▸ Annotated region listings
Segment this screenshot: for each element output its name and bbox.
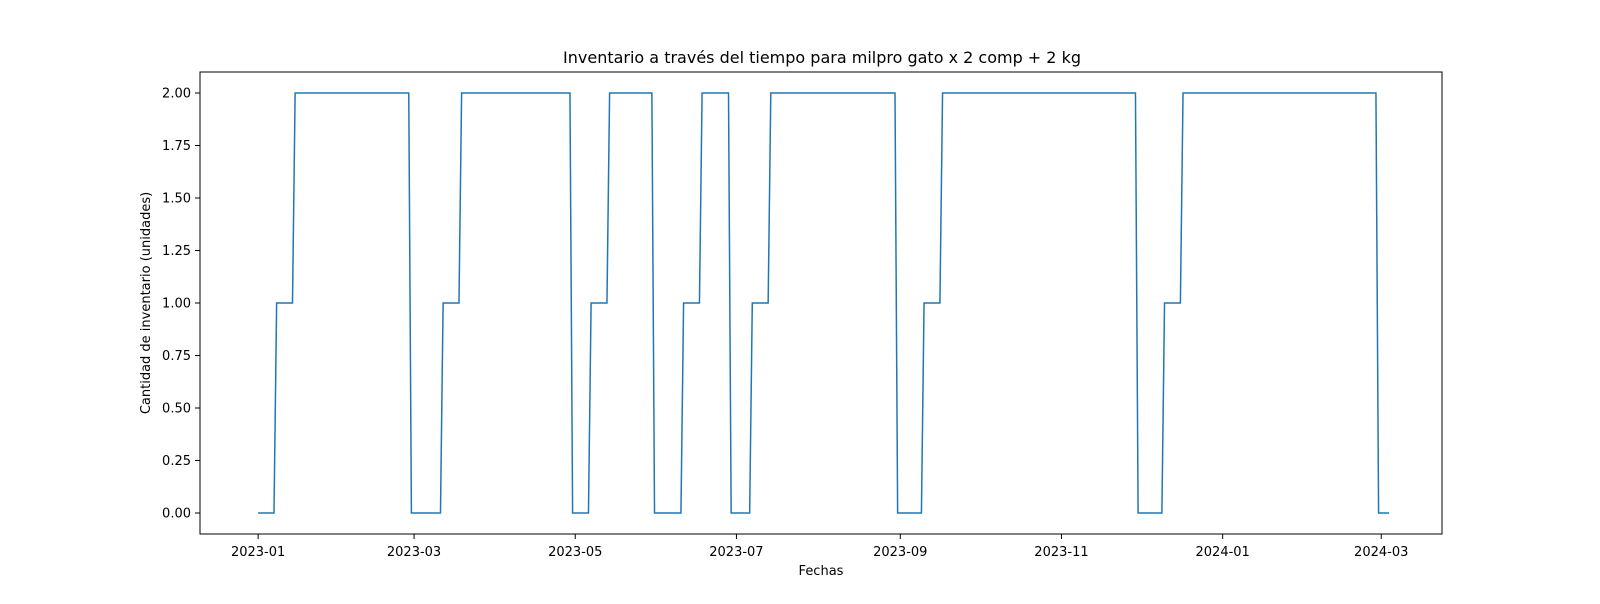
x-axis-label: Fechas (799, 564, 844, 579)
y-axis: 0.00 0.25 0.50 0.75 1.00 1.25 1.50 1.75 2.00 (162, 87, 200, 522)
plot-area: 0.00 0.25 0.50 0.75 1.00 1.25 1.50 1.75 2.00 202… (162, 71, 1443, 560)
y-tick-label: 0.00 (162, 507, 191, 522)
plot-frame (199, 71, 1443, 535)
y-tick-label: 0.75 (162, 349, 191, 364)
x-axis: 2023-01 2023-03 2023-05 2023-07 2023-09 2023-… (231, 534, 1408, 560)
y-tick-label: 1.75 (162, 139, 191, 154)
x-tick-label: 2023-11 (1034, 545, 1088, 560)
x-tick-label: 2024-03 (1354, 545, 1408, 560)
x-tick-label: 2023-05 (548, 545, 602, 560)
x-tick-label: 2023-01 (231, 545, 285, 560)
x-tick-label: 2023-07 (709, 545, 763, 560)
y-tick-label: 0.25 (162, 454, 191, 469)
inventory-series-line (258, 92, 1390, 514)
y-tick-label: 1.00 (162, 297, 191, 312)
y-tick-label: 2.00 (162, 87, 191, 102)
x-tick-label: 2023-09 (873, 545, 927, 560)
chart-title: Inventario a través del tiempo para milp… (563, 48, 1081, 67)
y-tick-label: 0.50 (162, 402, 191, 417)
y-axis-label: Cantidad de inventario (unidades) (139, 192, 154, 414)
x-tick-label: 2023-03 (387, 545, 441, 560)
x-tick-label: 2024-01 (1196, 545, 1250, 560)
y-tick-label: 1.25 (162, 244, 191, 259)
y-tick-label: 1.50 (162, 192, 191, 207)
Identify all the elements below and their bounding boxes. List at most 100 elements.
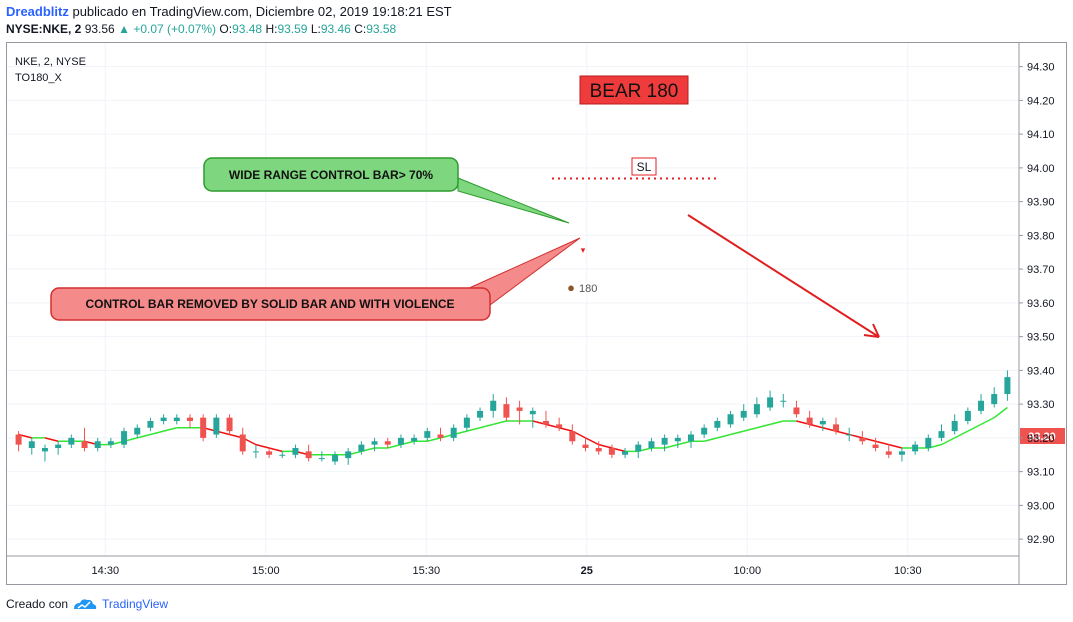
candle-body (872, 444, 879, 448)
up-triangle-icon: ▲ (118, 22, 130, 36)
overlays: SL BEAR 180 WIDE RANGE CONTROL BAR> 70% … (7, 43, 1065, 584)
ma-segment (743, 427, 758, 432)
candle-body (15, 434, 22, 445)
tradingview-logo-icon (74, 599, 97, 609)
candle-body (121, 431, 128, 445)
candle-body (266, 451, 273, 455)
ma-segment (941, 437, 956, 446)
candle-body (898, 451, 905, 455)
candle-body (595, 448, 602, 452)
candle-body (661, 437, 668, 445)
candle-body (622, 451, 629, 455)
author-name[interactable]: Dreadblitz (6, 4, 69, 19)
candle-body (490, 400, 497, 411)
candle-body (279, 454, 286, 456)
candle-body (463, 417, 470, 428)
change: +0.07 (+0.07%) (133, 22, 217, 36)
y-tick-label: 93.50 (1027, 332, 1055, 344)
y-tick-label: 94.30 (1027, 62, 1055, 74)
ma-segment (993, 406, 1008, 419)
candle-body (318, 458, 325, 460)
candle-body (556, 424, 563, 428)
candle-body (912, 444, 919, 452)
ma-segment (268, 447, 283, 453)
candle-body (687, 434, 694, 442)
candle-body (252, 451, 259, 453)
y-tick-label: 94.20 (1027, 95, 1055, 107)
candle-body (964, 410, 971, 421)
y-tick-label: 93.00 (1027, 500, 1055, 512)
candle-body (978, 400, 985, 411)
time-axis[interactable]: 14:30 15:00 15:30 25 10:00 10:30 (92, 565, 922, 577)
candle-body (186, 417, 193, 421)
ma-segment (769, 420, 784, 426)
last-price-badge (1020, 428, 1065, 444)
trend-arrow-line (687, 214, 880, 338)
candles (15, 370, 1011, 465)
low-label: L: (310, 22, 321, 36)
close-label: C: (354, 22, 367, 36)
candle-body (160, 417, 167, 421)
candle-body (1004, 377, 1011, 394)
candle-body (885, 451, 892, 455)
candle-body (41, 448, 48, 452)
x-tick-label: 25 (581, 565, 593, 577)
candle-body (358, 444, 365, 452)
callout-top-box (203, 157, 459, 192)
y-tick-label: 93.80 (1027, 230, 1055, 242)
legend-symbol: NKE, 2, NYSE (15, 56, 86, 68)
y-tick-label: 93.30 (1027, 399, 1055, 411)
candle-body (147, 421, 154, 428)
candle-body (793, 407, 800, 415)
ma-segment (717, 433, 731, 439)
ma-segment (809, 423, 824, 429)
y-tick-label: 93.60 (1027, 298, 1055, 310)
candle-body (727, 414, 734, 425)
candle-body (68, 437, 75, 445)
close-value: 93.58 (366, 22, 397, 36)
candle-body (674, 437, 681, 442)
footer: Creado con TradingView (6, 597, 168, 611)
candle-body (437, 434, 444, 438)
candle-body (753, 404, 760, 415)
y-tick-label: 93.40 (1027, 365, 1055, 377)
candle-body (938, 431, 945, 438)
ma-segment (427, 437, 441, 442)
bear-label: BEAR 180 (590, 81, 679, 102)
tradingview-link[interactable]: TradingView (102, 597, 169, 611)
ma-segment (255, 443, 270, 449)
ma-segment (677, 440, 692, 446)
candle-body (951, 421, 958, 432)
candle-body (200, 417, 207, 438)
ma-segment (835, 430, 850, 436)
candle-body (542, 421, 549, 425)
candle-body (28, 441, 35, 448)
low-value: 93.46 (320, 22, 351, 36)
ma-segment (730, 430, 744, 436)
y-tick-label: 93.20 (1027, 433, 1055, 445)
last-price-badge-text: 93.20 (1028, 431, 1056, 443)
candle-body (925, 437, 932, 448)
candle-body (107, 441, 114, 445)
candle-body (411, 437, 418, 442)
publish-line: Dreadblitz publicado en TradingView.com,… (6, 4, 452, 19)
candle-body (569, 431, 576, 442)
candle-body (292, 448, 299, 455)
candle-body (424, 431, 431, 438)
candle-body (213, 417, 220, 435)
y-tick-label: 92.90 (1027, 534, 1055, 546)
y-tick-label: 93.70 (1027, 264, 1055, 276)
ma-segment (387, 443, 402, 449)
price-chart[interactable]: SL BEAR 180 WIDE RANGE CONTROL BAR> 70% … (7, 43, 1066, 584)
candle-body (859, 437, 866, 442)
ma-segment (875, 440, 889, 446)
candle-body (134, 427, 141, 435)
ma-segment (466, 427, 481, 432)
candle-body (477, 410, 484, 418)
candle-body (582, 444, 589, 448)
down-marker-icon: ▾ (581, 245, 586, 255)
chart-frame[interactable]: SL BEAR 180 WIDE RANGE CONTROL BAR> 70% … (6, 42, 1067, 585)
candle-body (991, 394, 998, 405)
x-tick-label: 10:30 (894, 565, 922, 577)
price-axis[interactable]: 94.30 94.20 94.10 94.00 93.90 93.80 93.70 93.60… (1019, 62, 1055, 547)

▸ Task goal
Render the lines of the listing as a Markdown table with the columns Row and Line. Start at the line containing "x-axis-label: Fechas (799, 564, 844, 579)" and continue through the line containing "Identify all the". Number each row and omit any blank lines.

▸ Solution for this problem
| Row | Line |
|---|---|
| 1 | x-axis-label: Fechas (799, 564, 844, 579) |
| 2 | y-axis: 0.00 0.25 0.50 0.75 1.00 1.25 1.50 1.75 2.00 (162, 87, 200, 522) |
| 3 | plot-area: 0.00 0.25 0.50 0.75 1.00 1.25 1.50 1.75 2.00 202… (162, 71, 1443, 560) |
| 4 | y-tick-label: 0.00 (162, 507, 191, 522) |
| 5 | plot-frame (199, 71, 1443, 535) |
| 6 | y-tick-label: 0.75 (162, 349, 191, 364) |
| 7 | x-axis: 2023-01 2023-03 2023-05 2023-07 2023-09 2023-… (231, 534, 1408, 560) |
| 8 | y-tick-label: 1.75 (162, 139, 191, 154) |
| 9 | x-tick-label: 2023-11 (1034, 545, 1088, 560) |
| 10 | x-tick-label: 2024-03 (1354, 545, 1408, 560) |
| 11 | x-tick-label: 2023-05 (548, 545, 602, 560) |
| 12 | x-tick-label: 2023-01 (231, 545, 285, 560) |
| 13 | x-tick-label: 2023-07 (709, 545, 763, 560) |
| 14 | y-tick-label: 0.25 (162, 454, 191, 469) |
| 15 | inventory-series-line (258, 92, 1390, 514) |
| 16 | y-tick-label: 1.00 (162, 297, 191, 312) |
| 17 | y-tick-label: 2.00 (162, 87, 191, 102) |
| 18 | x-tick-label: 2023-09 (873, 545, 927, 560) |
| 19 | chart-title: Inventario a través del tiempo para milp… (563, 48, 1081, 67) |
| 20 | y-tick-label: 0.50 (162, 402, 191, 417) |
| 21 | y-axis-label: Cantidad de inventario (unidades) (139, 192, 154, 414) |
| 22 | x-tick-label: 2023-03 (387, 545, 441, 560) |
| 23 | x-tick-label: 2024-01 (1196, 545, 1250, 560) |
| 24 | y-tick-label: 1.25 (162, 244, 191, 259) |
| 25 | y-tick-label: 1.50 (162, 192, 191, 207) |
| 26 | Identify all the elements below and their bounding boxes. List at most 100 elements. |